-- AIM --
Rewrite the records as a Markdown table with the columns Row and Record line. Start with the line that contains "list: uses of cash: other" and continue through the line that contains "517, 992, 531]", numbering each row and leaving out any blank lines.

═════ MATERIAL ═════

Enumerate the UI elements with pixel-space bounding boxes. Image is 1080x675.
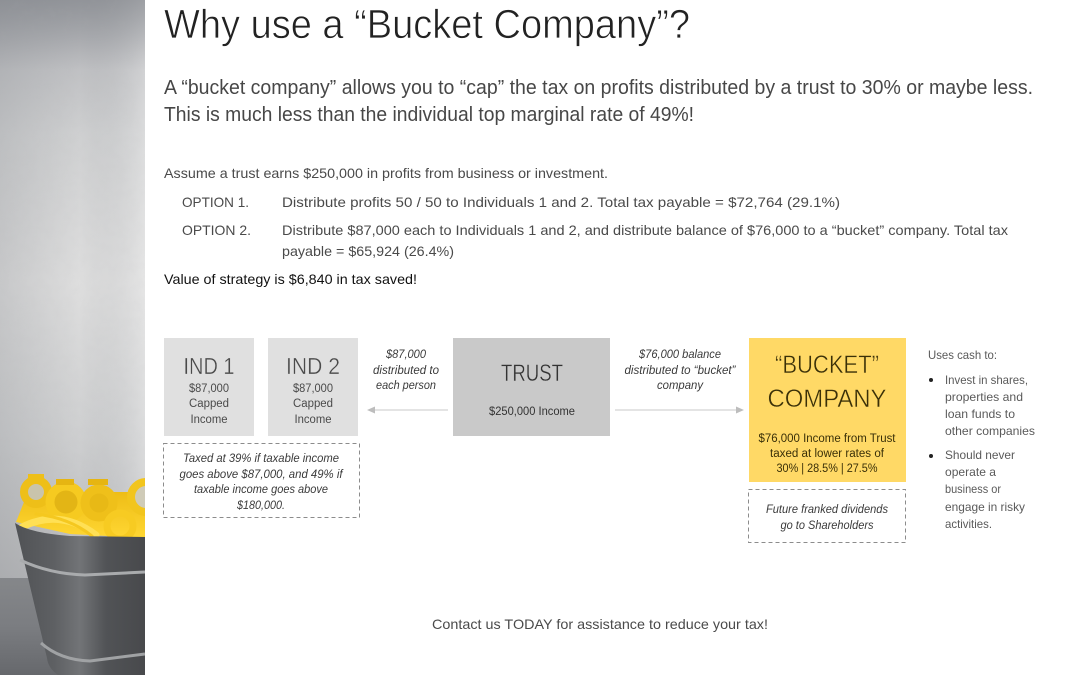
list: uses of cash: other companies	[945, 424, 1035, 438]
intro text: This is much less than the individual top marginal rate of 49%!	[164, 104, 694, 126]
callout: individual tax rates: $180,000.	[236, 500, 285, 512]
label: distribution to individuals	[373, 349, 440, 392]
list: uses of cash: activities.	[945, 517, 992, 531]
box: individual 2: Capped	[293, 398, 333, 410]
scenario and options text: Distribute $87,000 each to Individuals 1 and 2, and distribute balance of $76,000 to a “bucket” company. Total tax	[282, 222, 1008, 238]
callout: franked dividends: Future franked dividends	[766, 504, 888, 516]
title: Why use a “Bucket Company”?	[164, 1, 690, 47]
scenario and options text: payable = $65,924 (26.4%)	[282, 243, 454, 259]
list: uses of cash	[928, 348, 1035, 531]
callout: franked dividends: go to Shareholders	[780, 520, 874, 532]
list: uses of cash: loan funds to	[945, 407, 1015, 421]
intro text	[164, 77, 1033, 126]
box: individual 1: Income	[190, 414, 228, 426]
box: individual 1	[164, 338, 254, 436]
list: uses of cash: operate a	[945, 465, 996, 479]
icon: gold dollar coins	[16, 474, 145, 537]
intro text: A “bucket company” allows you to “cap” the tax on profits distributed by a trust to 30% or maybe less.	[164, 77, 1033, 99]
box: bucket company: “BUCKET”	[775, 351, 879, 379]
scenario and options text: OPTION 2.	[182, 222, 251, 238]
box: trust	[453, 338, 610, 436]
callout: franked dividends	[748, 490, 906, 542]
box: individual 1: IND 1	[184, 353, 234, 379]
callout: individual tax rates: Taxed at 39% if taxable income	[183, 453, 339, 465]
label: distribution to individuals: distributed to	[373, 365, 440, 377]
list: uses of cash: engage in risky	[945, 500, 1025, 514]
box: individual 2: IND 2	[286, 353, 340, 379]
box: bucket company	[749, 338, 906, 482]
box: individual 1: Capped	[189, 398, 229, 410]
label: distribution to individuals: $87,000	[385, 349, 427, 361]
list: uses of cash: properties and	[945, 390, 1023, 404]
panel: concrete wall photo with bucket of coins	[0, 0, 161, 675]
list: uses of cash: Invest in shares,	[945, 373, 1028, 387]
box: individual 2: $87,000	[293, 383, 333, 395]
call to action: Contact us TODAY for assistance to reduce your tax!	[432, 616, 768, 632]
arrow: trust to bucket company	[615, 406, 744, 414]
label: distribution to individuals: each person	[376, 380, 436, 392]
box: bucket company: $76,000 Income from Trust	[758, 433, 896, 445]
scenario and options text: Assume a trust earns $250,000 in profits from business or investment.	[164, 165, 608, 181]
box: bucket company: taxed at lower rates of	[770, 448, 885, 460]
scenario and options text: Distribute profits 50 / 50 to Individuals 1 and 2. Total tax payable = $72,764 (29.1%)	[282, 194, 840, 210]
callout: individual tax rates: taxable income goes above	[194, 484, 328, 496]
box: trust: $250,000 Income	[489, 404, 575, 418]
list: uses of cash: Should never	[945, 448, 1015, 462]
icon: metal bucket	[15, 523, 145, 675]
box: trust: TRUST	[501, 360, 563, 387]
arrow: trust to individuals	[367, 406, 448, 414]
label: distribution to bucket company: company	[657, 380, 704, 392]
callout: individual tax rates: goes above $87,000, and 49% if	[180, 469, 344, 481]
label: distribution to bucket company: $76,000 balance	[638, 349, 721, 361]
list: uses of cash: business or	[945, 482, 1001, 496]
list: uses of cash: Uses cash to:	[928, 348, 997, 362]
label: distribution to bucket company	[624, 349, 737, 392]
value of strategy statement: Value of strategy is $6,840 in tax saved!	[164, 271, 417, 287]
box: individual 2: Income	[294, 414, 332, 426]
callout: individual tax rates	[164, 444, 360, 518]
box: individual 2	[268, 338, 358, 436]
box: bucket company: 30% | 28.5% | 27.5%	[776, 463, 878, 475]
scenario and options text: OPTION 1.	[182, 194, 249, 210]
scenario and options text	[164, 165, 1008, 259]
label: distribution to bucket company: distributed to “bucket”	[624, 365, 737, 377]
box: bucket company: COMPANY	[768, 385, 887, 413]
box: individual 1: $87,000	[189, 383, 229, 395]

═════

-- CORRECT RESULT --
| Row | Record line |
|---|---|
| 1 | list: uses of cash: other companies	[945, 424, 1035, 438] |
| 2 | intro text: This is much less than the individual top marginal rate of 49%!	[164, 104, 694, 126] |
| 3 | callout: individual tax rates: $180,000.	[236, 500, 285, 512] |
| 4 | label: distribution to individuals	[373, 349, 440, 392] |
| 5 | list: uses of cash: activities.	[945, 517, 992, 531] |